_Aim of the task_: Rewrite the records starting at the line that contains "I need the location" and stopping after the line that contains "Point — [118, 466, 141, 480]". Replace "Point" with "Marker" throughout and leave everything else unchanged.

====== Materials provided

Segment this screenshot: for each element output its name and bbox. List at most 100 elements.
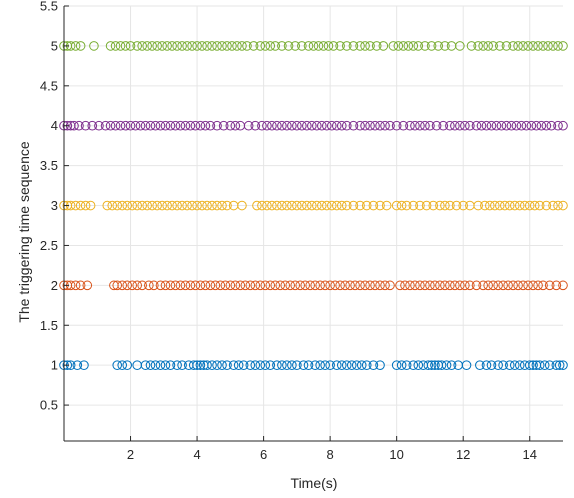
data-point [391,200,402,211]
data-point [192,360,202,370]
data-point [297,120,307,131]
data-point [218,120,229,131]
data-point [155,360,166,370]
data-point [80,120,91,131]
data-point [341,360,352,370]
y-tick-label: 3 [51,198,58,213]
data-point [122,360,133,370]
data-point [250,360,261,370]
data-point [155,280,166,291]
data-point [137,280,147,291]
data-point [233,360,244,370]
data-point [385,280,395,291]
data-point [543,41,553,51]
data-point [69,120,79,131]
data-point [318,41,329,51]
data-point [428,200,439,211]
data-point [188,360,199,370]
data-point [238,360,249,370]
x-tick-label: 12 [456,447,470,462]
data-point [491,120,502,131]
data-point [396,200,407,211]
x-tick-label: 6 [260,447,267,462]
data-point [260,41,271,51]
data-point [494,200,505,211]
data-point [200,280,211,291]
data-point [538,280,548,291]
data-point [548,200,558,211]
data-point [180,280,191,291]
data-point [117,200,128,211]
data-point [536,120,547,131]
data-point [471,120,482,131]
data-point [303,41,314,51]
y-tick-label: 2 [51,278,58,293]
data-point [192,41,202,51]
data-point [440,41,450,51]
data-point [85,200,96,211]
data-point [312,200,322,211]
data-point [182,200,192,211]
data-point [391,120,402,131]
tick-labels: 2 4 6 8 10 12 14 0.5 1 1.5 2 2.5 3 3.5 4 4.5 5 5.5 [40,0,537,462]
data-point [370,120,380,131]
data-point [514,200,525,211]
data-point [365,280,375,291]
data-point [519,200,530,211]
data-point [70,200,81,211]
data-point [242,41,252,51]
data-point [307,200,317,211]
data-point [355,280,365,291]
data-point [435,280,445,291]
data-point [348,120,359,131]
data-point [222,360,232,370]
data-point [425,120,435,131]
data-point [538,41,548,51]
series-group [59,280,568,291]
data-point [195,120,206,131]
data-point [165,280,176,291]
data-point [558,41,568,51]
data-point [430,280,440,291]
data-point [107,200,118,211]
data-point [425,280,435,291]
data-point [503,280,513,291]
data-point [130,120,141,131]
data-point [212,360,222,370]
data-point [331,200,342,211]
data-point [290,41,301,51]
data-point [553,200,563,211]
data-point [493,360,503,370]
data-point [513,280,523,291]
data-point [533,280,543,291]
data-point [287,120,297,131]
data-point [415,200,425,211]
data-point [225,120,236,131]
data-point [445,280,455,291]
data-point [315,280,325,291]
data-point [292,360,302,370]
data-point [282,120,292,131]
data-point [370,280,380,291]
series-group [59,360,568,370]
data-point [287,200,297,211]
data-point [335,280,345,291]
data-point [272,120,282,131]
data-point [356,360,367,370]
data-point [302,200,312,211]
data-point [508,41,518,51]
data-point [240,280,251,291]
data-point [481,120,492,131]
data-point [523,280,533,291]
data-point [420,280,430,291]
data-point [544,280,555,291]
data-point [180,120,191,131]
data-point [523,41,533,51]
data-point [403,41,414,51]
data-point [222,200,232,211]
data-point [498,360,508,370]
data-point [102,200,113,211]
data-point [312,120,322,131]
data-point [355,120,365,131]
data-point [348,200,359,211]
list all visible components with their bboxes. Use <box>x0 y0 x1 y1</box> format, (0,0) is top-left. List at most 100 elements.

============
====== Materials provided

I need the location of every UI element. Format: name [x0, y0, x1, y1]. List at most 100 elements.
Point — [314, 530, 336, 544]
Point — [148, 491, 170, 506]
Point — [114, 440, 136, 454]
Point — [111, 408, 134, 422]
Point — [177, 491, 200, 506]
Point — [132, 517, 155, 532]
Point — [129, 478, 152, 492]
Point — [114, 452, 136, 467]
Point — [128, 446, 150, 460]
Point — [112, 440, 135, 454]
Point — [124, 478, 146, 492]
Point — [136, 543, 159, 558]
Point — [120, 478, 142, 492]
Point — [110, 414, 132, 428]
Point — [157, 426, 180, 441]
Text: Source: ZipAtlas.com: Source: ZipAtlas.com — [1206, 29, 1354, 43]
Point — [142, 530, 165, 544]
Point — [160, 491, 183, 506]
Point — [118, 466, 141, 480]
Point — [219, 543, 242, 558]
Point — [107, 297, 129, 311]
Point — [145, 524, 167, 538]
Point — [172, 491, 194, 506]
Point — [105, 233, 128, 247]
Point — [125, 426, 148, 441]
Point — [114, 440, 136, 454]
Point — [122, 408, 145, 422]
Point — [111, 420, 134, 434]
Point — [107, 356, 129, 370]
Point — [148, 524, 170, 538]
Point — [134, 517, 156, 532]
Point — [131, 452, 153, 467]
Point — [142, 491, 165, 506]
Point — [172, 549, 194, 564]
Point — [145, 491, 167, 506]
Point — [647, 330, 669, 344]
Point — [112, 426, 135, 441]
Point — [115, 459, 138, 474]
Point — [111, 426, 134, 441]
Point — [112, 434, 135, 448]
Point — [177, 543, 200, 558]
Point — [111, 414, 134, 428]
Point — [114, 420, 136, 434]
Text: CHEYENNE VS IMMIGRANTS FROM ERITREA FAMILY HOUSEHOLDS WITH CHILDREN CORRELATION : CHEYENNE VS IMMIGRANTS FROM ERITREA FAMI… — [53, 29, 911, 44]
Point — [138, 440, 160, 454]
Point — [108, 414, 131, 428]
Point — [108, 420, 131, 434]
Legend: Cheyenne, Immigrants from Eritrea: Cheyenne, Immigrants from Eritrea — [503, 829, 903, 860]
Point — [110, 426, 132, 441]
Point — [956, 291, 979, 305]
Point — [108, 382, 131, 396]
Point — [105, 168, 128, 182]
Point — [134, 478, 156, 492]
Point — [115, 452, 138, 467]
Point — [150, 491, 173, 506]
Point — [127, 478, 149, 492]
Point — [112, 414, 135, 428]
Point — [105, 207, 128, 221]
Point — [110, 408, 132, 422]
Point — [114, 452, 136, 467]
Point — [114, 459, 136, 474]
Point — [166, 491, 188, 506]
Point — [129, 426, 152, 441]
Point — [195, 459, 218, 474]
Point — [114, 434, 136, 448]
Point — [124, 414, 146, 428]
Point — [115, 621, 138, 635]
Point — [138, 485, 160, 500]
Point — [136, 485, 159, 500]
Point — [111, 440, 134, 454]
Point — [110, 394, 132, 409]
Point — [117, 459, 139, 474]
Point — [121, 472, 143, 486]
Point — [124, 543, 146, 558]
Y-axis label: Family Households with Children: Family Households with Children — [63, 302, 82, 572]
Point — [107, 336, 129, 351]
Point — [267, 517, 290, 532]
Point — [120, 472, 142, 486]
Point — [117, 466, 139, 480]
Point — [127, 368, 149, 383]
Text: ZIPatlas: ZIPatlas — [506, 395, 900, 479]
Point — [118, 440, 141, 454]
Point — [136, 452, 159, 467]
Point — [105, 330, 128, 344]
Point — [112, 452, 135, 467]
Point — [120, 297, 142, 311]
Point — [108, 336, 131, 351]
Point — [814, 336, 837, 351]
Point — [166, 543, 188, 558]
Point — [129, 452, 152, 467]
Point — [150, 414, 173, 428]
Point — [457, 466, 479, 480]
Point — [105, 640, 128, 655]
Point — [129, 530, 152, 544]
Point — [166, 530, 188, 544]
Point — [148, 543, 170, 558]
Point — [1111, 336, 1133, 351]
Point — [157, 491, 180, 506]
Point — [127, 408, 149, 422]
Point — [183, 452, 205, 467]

============

_Exercise output_:
I need the location of every UI element. Format: name [x0, y0, x1, y1]. List at most 100 elements.
Marker — [314, 530, 336, 544]
Marker — [148, 491, 170, 506]
Marker — [114, 440, 136, 454]
Marker — [111, 408, 134, 422]
Marker — [177, 491, 200, 506]
Marker — [132, 517, 155, 532]
Marker — [129, 478, 152, 492]
Marker — [114, 452, 136, 467]
Marker — [128, 446, 150, 460]
Marker — [112, 440, 135, 454]
Marker — [124, 478, 146, 492]
Marker — [136, 543, 159, 558]
Marker — [120, 478, 142, 492]
Marker — [110, 414, 132, 428]
Marker — [157, 426, 180, 441]
Text: Source: ZipAtlas.com: Source: ZipAtlas.com — [1206, 29, 1354, 43]
Marker — [142, 530, 165, 544]
Marker — [160, 491, 183, 506]
Marker — [118, 466, 141, 480]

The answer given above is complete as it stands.